Print out the entries below with no edits.

[Entries from a dataset]
• • • • • • •
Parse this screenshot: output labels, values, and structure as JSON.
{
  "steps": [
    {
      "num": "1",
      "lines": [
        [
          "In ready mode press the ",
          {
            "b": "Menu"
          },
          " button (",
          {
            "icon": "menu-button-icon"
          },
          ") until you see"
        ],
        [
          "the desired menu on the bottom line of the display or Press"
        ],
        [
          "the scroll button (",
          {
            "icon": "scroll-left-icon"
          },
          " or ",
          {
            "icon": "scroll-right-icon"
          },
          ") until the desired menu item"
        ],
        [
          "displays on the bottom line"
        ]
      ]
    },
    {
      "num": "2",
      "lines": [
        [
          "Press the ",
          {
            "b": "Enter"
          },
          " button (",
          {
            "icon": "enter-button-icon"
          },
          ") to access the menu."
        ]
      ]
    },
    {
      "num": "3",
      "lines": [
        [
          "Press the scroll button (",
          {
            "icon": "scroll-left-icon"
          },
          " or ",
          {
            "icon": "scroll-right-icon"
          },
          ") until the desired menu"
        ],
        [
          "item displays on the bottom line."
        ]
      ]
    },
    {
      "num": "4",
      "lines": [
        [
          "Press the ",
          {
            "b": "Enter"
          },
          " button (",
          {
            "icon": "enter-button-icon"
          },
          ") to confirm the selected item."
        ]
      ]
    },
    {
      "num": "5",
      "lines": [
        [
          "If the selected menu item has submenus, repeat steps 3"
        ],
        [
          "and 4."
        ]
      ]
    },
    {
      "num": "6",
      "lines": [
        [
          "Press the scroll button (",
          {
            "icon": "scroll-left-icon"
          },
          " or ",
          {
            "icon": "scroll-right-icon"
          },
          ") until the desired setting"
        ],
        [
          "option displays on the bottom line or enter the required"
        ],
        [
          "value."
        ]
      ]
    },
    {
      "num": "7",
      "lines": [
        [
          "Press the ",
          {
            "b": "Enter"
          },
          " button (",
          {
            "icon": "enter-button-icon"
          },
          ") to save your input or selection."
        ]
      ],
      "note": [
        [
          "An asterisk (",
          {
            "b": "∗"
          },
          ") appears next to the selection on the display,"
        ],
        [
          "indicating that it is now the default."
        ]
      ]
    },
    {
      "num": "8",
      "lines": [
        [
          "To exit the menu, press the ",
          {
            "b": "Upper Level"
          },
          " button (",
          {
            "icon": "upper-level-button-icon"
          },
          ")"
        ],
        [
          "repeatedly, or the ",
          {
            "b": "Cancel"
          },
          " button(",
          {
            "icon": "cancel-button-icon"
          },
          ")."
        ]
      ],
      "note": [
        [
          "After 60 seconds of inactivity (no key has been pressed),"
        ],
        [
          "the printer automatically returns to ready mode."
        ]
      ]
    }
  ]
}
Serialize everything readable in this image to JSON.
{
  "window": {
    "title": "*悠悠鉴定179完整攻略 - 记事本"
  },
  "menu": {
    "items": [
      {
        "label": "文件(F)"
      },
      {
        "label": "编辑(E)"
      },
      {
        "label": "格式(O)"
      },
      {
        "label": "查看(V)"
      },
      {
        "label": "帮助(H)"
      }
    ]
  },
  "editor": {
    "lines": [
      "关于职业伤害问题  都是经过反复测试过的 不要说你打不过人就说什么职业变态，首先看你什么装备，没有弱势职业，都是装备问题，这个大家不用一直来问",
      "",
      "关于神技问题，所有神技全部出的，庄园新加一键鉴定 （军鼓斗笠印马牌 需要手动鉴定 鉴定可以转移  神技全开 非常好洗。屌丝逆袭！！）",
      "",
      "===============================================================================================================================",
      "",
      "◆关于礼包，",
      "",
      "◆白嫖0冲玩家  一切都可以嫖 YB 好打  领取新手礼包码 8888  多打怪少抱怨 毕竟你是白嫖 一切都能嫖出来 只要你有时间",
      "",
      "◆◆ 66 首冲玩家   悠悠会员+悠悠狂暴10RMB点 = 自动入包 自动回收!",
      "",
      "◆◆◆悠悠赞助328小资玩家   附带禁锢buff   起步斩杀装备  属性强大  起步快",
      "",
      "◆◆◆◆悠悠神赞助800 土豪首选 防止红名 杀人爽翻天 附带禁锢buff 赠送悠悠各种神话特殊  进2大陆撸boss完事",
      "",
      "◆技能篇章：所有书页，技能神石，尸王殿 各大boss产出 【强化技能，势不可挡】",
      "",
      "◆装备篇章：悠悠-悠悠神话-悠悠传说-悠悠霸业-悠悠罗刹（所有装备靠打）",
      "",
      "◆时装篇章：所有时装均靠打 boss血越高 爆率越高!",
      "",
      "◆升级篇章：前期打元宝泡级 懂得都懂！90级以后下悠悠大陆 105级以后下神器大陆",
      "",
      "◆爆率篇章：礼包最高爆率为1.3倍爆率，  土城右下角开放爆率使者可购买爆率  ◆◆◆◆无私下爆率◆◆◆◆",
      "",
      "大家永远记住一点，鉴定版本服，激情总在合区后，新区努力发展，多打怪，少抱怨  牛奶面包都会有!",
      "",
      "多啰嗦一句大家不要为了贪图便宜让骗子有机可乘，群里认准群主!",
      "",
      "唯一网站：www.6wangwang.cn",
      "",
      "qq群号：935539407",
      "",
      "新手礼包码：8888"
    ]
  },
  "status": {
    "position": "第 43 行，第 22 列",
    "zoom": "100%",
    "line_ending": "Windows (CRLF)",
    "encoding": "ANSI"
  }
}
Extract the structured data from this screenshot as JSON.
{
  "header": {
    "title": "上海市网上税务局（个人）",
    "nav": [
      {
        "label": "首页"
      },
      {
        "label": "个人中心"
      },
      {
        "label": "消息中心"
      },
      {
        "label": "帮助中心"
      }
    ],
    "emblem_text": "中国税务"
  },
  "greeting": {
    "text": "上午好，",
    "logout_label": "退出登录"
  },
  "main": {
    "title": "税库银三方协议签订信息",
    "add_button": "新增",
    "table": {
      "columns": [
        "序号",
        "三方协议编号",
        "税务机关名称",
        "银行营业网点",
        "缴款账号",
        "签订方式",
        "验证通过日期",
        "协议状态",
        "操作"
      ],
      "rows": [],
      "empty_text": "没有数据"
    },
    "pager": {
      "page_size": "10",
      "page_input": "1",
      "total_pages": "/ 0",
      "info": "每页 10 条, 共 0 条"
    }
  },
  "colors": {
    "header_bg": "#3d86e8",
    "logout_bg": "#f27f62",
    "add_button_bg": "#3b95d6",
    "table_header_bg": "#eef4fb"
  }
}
• • • • • • •
● Answer to this task
Parse this screenshot: output labels, values, and structure as JSON.
{
  "steps": [
    {
      "num": "1",
      "lines": [
        [
          "In ready mode press the ",
          {
            "b": "Menu"
          },
          " button (",
          {
            "icon": "menu-button-icon"
          },
          ") until you see"
        ],
        [
          "the desired menu on the bottom line of the display or Press"
        ],
        [
          "the scroll button (",
          {
            "icon": "scroll-left-icon"
          },
          " or ",
          {
            "icon": "scroll-right-icon"
          },
          ") until the desired menu item"
        ],
        [
          "displays on the bottom line"
        ]
      ]
    },
    {
      "num": "2",
      "lines": [
        [
          "Press the ",
          {
            "b": "Enter"
          },
          " button (",
          {
            "icon": "enter-button-icon"
          },
          ") to access the menu."
        ]
      ]
    },
    {
      "num": "3",
      "lines": [
        [
          "Press the scroll button (",
          {
            "icon": "scroll-left-icon"
          },
          " or ",
          {
            "icon": "scroll-right-icon"
          },
          ") until the desired menu"
        ],
        [
          "item displays on the bottom line."
        ]
      ]
    },
    {
      "num": "4",
      "lines": [
        [
          "Press the ",
          {
            "b": "Enter"
          },
          " button (",
          {
            "icon": "enter-button-icon"
          },
          ") to confirm the selected item."
        ]
      ]
    },
    {
      "num": "5",
      "lines": [
        [
          "If the selected menu item has submenus, repeat steps 3"
        ],
        [
          "and 4."
        ]
      ]
    },
    {
      "num": "6",
      "lines": [
        [
          "Press the scroll button (",
          {
            "icon": "scroll-left-icon"
          },
          " or ",
          {
            "icon": "scroll-right-icon"
          },
          ") until the desired setting"
        ],
        [
          "option displays on the bottom line or enter the required"
        ],
        [
          "value."
        ]
      ]
    },
    {
      "num": "7",
      "lines": [
        [
          "Press the ",
          {
            "b": "Enter"
          },
          " button (",
          {
            "icon": "enter-button-icon"
          },
          ") to save your input or selection."
        ]
      ],
      "note": [
        [
          "An asterisk (",
          {
            "b": "∗"
          },
          ") appears next to the selection on the display,"
        ],
        [
          "indicating that it is now the default."
        ]
      ]
    },
    {
      "num": "8",
      "lines": [
        [
          "To exit the menu, press the ",
          {
            "b": "Upper Level"
          },
          " button (",
          {
            "icon": "upper-level-button-icon"
          },
          ")"
        ],
        [
          "repeatedly, or the ",
          {
            "b": "Cancel"
          },
          " button(",
          {
            "icon": "cancel-button-icon"
          },
          ")."
        ]
      ],
      "note": [
        [
          "After 60 seconds of inactivity (no key has been pressed),"
        ],
        [
          "the printer automatically returns to ready mode."
        ]
      ]
    }
  ]
}
Serialize everything readable in this image to JSON.
{
  "window": {
    "title": "*悠悠鉴定179完整攻略 - 记事本"
  },
  "menu": {
    "items": [
      {
        "label": "文件(F)"
      },
      {
        "label": "编辑(E)"
      },
      {
        "label": "格式(O)"
      },
      {
        "label": "查看(V)"
      },
      {
        "label": "帮助(H)"
      }
    ]
  },
  "editor": {
    "lines": [
      "关于职业伤害问题  都是经过反复测试过的 不要说你打不过人就说什么职业变态，首先看你什么装备，没有弱势职业，都是装备问题，这个大家不用一直来问",
      "",
      "关于神技问题，所有神技全部出的，庄园新加一键鉴定 （军鼓斗笠印马牌 需要手动鉴定 鉴定可以转移  神技全开 非常好洗。屌丝逆袭！！）",
      "",
      "===============================================================================================================================",
      "",
      "◆关于礼包，",
      "",
      "◆白嫖0冲玩家  一切都可以嫖 YB 好打  领取新手礼包码 8888  多打怪少抱怨 毕竟你是白嫖 一切都能嫖出来 只要你有时间",
      "",
      "◆◆ 66 首冲玩家   悠悠会员+悠悠狂暴10RMB点 = 自动入包 自动回收!",
      "",
      "◆◆◆悠悠赞助328小资玩家   附带禁锢buff   起步斩杀装备  属性强大  起步快",
      "",
      "◆◆◆◆悠悠神赞助800 土豪首选 防止红名 杀人爽翻天 附带禁锢buff 赠送悠悠各种神话特殊  进2大陆撸boss完事",
      "",
      "◆技能篇章：所有书页，技能神石，尸王殿 各大boss产出 【强化技能，势不可挡】",
      "",
      "◆装备篇章：悠悠-悠悠神话-悠悠传说-悠悠霸业-悠悠罗刹（所有装备靠打）",
      "",
      "◆时装篇章：所有时装均靠打 boss血越高 爆率越高!",
      "",
      "◆升级篇章：前期打元宝泡级 懂得都懂！90级以后下悠悠大陆 105级以后下神器大陆",
      "",
      "◆爆率篇章：礼包最高爆率为1.3倍爆率，  土城右下角开放爆率使者可购买爆率  ◆◆◆◆无私下爆率◆◆◆◆",
      "",
      "大家永远记住一点，鉴定版本服，激情总在合区后，新区努力发展，多打怪，少抱怨  牛奶面包都会有!",
      "",
      "多啰嗦一句大家不要为了贪图便宜让骗子有机可乘，群里认准群主!",
      "",
      "唯一网站：www.6wangwang.cn",
      "",
      "qq群号：935539407",
      "",
      "新手礼包码：8888"
    ]
  },
  "status": {
    "position": "第 43 行，第 22 列",
    "zoom": "100%",
    "line_ending": "Windows (CRLF)",
    "encoding": "ANSI"
  }
}
Extract the structured data from this screenshot as JSON.
{
  "header": {
    "title": "上海市网上税务局（个人）",
    "nav": [
      {
        "label": "首页"
      },
      {
        "label": "个人中心"
      },
      {
        "label": "消息中心"
      },
      {
        "label": "帮助中心"
      }
    ],
    "emblem_text": "中国税务"
  },
  "greeting": {
    "text": "上午好，",
    "logout_label": "退出登录"
  },
  "main": {
    "title": "税库银三方协议签订信息",
    "add_button": "新增",
    "table": {
      "columns": [
        "序号",
        "三方协议编号",
        "税务机关名称",
        "银行营业网点",
        "缴款账号",
        "签订方式",
        "验证通过日期",
        "协议状态",
        "操作"
      ],
      "rows": [],
      "empty_text": "没有数据"
    },
    "pager": {
      "page_size": "10",
      "page_input": "1",
      "total_pages": "/ 0",
      "info": "每页 10 条, 共 0 条"
    }
  },
  "colors": {
    "header_bg": "#3d86e8",
    "logout_bg": "#f27f62",
    "add_button_bg": "#3b95d6",
    "table_header_bg": "#eef4fb"
  }
}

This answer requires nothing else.